# [PROBLEM REQUIREMENTS]
Every entry here needs to be repeated exactly.
++++ DATA FOR THE TASK ++++
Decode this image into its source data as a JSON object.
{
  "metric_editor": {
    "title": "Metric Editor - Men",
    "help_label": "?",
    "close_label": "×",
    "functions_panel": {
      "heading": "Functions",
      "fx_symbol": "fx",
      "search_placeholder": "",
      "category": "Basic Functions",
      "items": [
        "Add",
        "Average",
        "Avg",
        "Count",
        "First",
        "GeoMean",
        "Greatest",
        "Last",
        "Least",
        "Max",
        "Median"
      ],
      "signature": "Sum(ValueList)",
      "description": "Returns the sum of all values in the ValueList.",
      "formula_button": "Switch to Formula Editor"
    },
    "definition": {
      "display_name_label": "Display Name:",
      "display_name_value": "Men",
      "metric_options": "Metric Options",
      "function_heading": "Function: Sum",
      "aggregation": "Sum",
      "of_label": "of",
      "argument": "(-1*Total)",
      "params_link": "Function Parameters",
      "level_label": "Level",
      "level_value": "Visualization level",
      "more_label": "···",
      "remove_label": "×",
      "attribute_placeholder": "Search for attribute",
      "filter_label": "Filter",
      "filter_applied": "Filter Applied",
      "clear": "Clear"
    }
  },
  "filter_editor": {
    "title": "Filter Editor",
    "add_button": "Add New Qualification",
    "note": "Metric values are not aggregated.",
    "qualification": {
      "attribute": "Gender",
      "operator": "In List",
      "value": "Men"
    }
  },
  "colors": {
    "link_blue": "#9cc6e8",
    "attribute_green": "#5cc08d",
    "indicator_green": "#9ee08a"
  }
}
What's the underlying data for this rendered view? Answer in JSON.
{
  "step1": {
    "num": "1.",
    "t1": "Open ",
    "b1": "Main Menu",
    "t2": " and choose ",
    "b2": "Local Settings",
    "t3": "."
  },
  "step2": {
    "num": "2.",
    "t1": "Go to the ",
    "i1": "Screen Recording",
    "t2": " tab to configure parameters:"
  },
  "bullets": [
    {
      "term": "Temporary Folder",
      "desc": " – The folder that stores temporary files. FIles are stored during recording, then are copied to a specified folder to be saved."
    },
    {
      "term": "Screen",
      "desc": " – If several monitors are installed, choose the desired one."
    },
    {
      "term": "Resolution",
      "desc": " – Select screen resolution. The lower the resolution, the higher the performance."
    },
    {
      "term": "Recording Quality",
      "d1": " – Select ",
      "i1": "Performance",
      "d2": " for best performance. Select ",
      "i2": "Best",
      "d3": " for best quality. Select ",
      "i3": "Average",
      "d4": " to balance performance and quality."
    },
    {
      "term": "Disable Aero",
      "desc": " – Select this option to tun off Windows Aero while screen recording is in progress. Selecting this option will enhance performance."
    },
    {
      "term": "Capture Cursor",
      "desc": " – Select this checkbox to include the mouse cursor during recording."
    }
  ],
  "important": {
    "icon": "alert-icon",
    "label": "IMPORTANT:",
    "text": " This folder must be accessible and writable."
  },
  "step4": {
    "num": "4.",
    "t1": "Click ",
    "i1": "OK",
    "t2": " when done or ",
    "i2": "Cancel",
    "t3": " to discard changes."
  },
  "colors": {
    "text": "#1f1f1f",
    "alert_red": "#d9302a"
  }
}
++++
# [ANSWER]
Decode this image into its source data as a JSON object.
{
  "metric_editor": {
    "title": "Metric Editor - Men",
    "help_label": "?",
    "close_label": "×",
    "functions_panel": {
      "heading": "Functions",
      "fx_symbol": "fx",
      "search_placeholder": "",
      "category": "Basic Functions",
      "items": [
        "Add",
        "Average",
        "Avg",
        "Count",
        "First",
        "GeoMean",
        "Greatest",
        "Last",
        "Least",
        "Max",
        "Median"
      ],
      "signature": "Sum(ValueList)",
      "description": "Returns the sum of all values in the ValueList.",
      "formula_button": "Switch to Formula Editor"
    },
    "definition": {
      "display_name_label": "Display Name:",
      "display_name_value": "Men",
      "metric_options": "Metric Options",
      "function_heading": "Function: Sum",
      "aggregation": "Sum",
      "of_label": "of",
      "argument": "(-1*Total)",
      "params_link": "Function Parameters",
      "level_label": "Level",
      "level_value": "Visualization level",
      "more_label": "···",
      "remove_label": "×",
      "attribute_placeholder": "Search for attribute",
      "filter_label": "Filter",
      "filter_applied": "Filter Applied",
      "clear": "Clear"
    }
  },
  "filter_editor": {
    "title": "Filter Editor",
    "add_button": "Add New Qualification",
    "note": "Metric values are not aggregated.",
    "qualification": {
      "attribute": "Gender",
      "operator": "In List",
      "value": "Men"
    }
  },
  "colors": {
    "link_blue": "#9cc6e8",
    "attribute_green": "#5cc08d",
    "indicator_green": "#9ee08a"
  }
}
What's the underlying data for this rendered view? Answer in JSON.
{
  "step1": {
    "num": "1.",
    "t1": "Open ",
    "b1": "Main Menu",
    "t2": " and choose ",
    "b2": "Local Settings",
    "t3": "."
  },
  "step2": {
    "num": "2.",
    "t1": "Go to the ",
    "i1": "Screen Recording",
    "t2": " tab to configure parameters:"
  },
  "bullets": [
    {
      "term": "Temporary Folder",
      "desc": " – The folder that stores temporary files. FIles are stored during recording, then are copied to a specified folder to be saved."
    },
    {
      "term": "Screen",
      "desc": " – If several monitors are installed, choose the desired one."
    },
    {
      "term": "Resolution",
      "desc": " – Select screen resolution. The lower the resolution, the higher the performance."
    },
    {
      "term": "Recording Quality",
      "d1": " – Select ",
      "i1": "Performance",
      "d2": " for best performance. Select ",
      "i2": "Best",
      "d3": " for best quality. Select ",
      "i3": "Average",
      "d4": " to balance performance and quality."
    },
    {
      "term": "Disable Aero",
      "desc": " – Select this option to tun off Windows Aero while screen recording is in progress. Selecting this option will enhance performance."
    },
    {
      "term": "Capture Cursor",
      "desc": " – Select this checkbox to include the mouse cursor during recording."
    }
  ],
  "important": {
    "icon": "alert-icon",
    "label": "IMPORTANT:",
    "text": " This folder must be accessible and writable."
  },
  "step4": {
    "num": "4.",
    "t1": "Click ",
    "i1": "OK",
    "t2": " when done or ",
    "i2": "Cancel",
    "t3": " to discard changes."
  },
  "colors": {
    "text": "#1f1f1f",
    "alert_red": "#d9302a"
  }
}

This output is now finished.